--- start ---

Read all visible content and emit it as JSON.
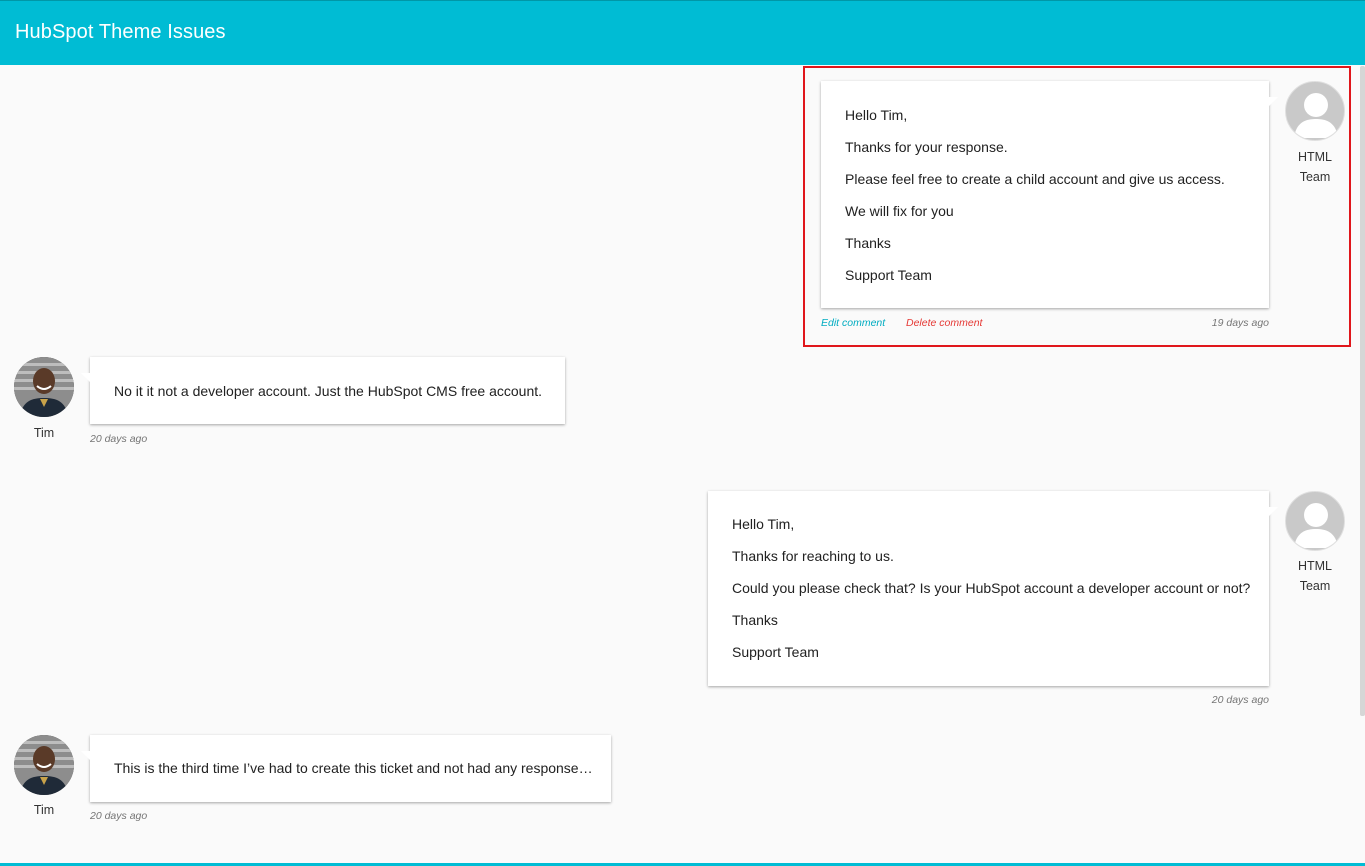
{
  "header": {
    "title": "HubSpot Theme Issues"
  },
  "colors": {
    "header_bg": "#00bcd4",
    "edit_link": "#00acc1",
    "delete_link": "#e53935",
    "highlight_border": "#e0161b"
  },
  "comments": [
    {
      "author": "HTML Team",
      "author_line1": "HTML",
      "author_line2": "Team",
      "avatar": "default-user-icon",
      "lines": [
        "Hello Tim,",
        "Thanks for your response.",
        "Please feel free to create a child account and give us access.",
        "We will fix for you",
        "Thanks",
        "Support Team"
      ],
      "edit_label": "Edit comment",
      "delete_label": "Delete comment",
      "time": "19 days ago"
    },
    {
      "author": "Tim",
      "avatar": "tim-photo",
      "lines": [
        "No it it not a developer account. Just the HubSpot CMS free account."
      ],
      "time": "20 days ago"
    },
    {
      "author": "HTML Team",
      "author_line1": "HTML",
      "author_line2": "Team",
      "avatar": "default-user-icon",
      "lines": [
        "Hello Tim,",
        "Thanks for reaching to us.",
        "Could you please check that? Is your HubSpot account a developer account or not?",
        "Thanks",
        "Support Team"
      ],
      "time": "20 days ago"
    },
    {
      "author": "Tim",
      "avatar": "tim-photo",
      "lines": [
        "This is the third time I’ve had to create this ticket and not had any response…"
      ],
      "time": "20 days ago"
    }
  ]
}
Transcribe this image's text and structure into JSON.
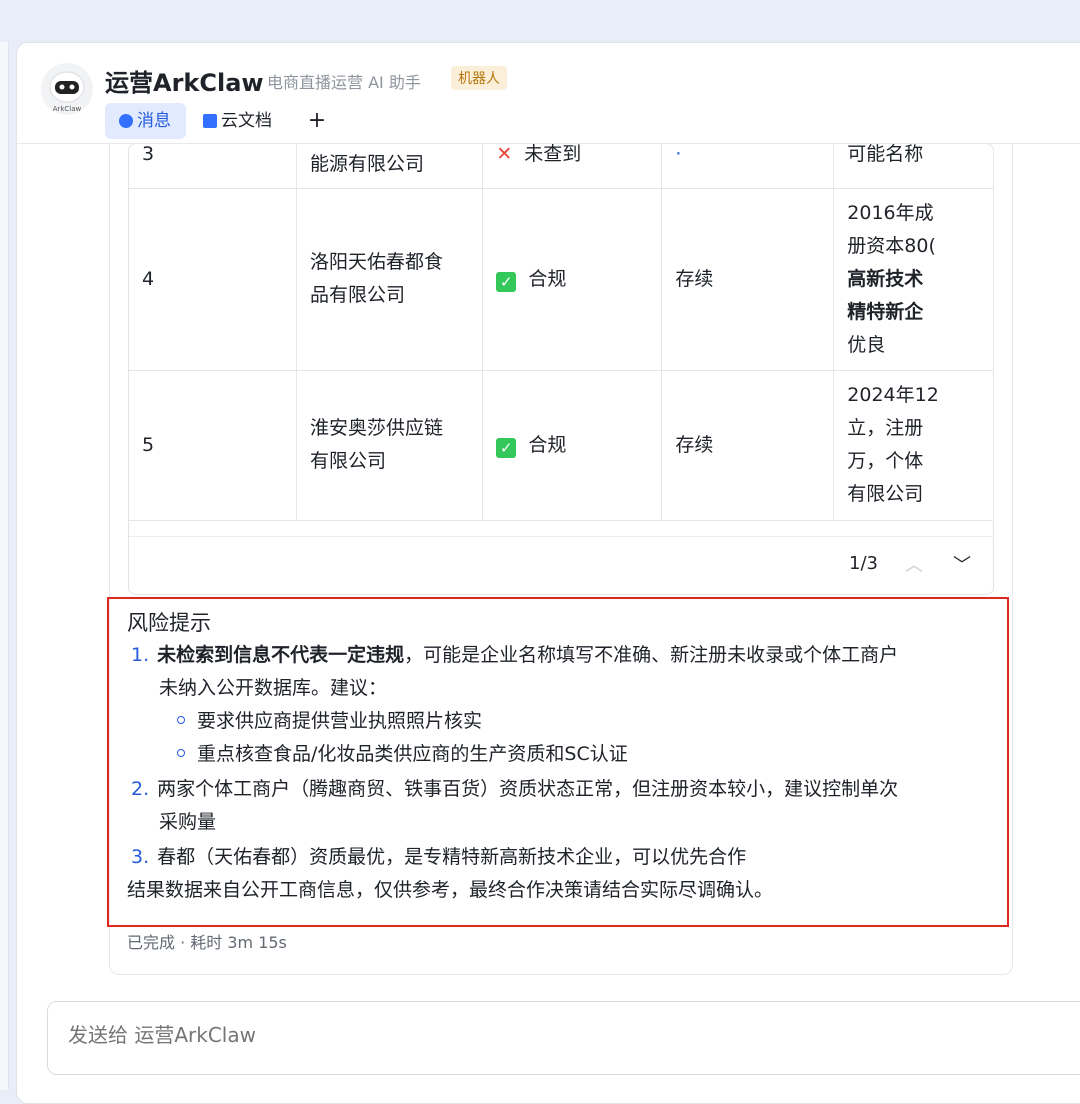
{
  "header": {
    "bot_name": "运营ArkClaw",
    "bot_subtitle": "电商直播运营 AI 助手",
    "bot_tag": "机器人",
    "avatar_label": "ArkClaw",
    "tabs": [
      {
        "label": "消息",
        "icon": "message-icon"
      },
      {
        "label": "云文档",
        "icon": "doc-icon"
      },
      {
        "label": "+",
        "icon": "plus-icon"
      }
    ]
  },
  "table": {
    "rows": [
      {
        "no": "3",
        "company_lines": [
          "",
          "能源有限公司"
        ],
        "compliance": "未查到",
        "compliance_icon": "cross-icon",
        "status": "·",
        "note_lines": [
          "可能名称"
        ]
      },
      {
        "no": "4",
        "company_lines": [
          "洛阳天佑春都食",
          "品有限公司"
        ],
        "compliance": "合规",
        "compliance_icon": "check-icon",
        "status": "存续",
        "note_lines": [
          "2016年成",
          "册资本80(",
          "高新技术",
          "精特新企",
          "优良"
        ]
      },
      {
        "no": "5",
        "company_lines": [
          "淮安奥莎供应链",
          "有限公司"
        ],
        "compliance": "合规",
        "compliance_icon": "check-icon",
        "status": "存续",
        "note_lines": [
          "2024年12",
          "立，注册",
          "万，个体",
          "有限公司"
        ]
      }
    ],
    "pager": "1/3"
  },
  "risk": {
    "title": "风险提示",
    "item1_bold": "未检索到信息不代表一定违规",
    "item1_rest": "，可能是企业名称填写不准确、新注册未收录或个体工商户",
    "item1_cont": "未纳入公开数据库。建议：",
    "sub1": "要求供应商提供营业执照照片核实",
    "sub2": "重点核查食品/化妆品类供应商的生产资质和SC认证",
    "item2": "两家个体工商户（腾趣商贸、铁事百货）资质状态正常，但注册资本较小，建议控制单次",
    "item2_cont": "采购量",
    "item3": "春都（天佑春都）资质最优，是专精特新高新技术企业，可以优先合作",
    "footer": "结果数据来自公开工商信息，仅供参考，最终合作决策请结合实际尽调确认。"
  },
  "status": "已完成 · 耗时 3m 15s",
  "input": {
    "placeholder": "发送给 运营ArkClaw"
  }
}
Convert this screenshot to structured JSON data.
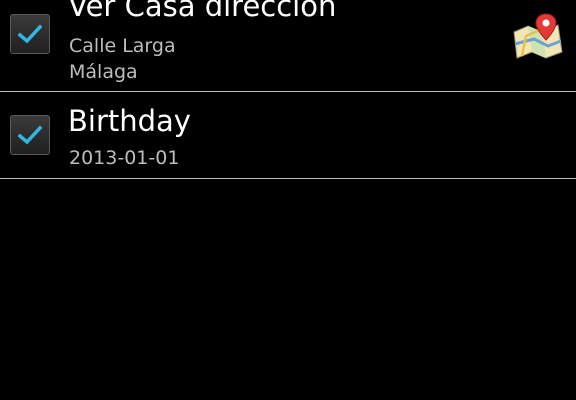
{
  "items": [
    {
      "title": "Ver Casa dirección",
      "line1": "Calle Larga",
      "line2": "Málaga",
      "checked": true,
      "icon": "map-icon"
    },
    {
      "title": "Birthday",
      "line1": "2013-01-01",
      "checked": true
    }
  ],
  "colors": {
    "background": "#000000",
    "check": "#33b5e5",
    "divider": "#bdbdbd",
    "secondary_text": "#bdbdbd"
  }
}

--- end ---

TASK TO CARRY OUT — Take the lines from the one containing "Convert this screenshot" through the final line of the listing above and print them exactly, including both ends but no pictures.

FINAL RESULT —
Convert this screenshot to structured JSON data.
{
  "items": [
    {
      "title": "Ver Casa dirección",
      "line1": "Calle Larga",
      "line2": "Málaga",
      "checked": true,
      "icon": "map-icon"
    },
    {
      "title": "Birthday",
      "line1": "2013-01-01",
      "checked": true
    }
  ],
  "colors": {
    "background": "#000000",
    "check": "#33b5e5",
    "divider": "#bdbdbd",
    "secondary_text": "#bdbdbd"
  }
}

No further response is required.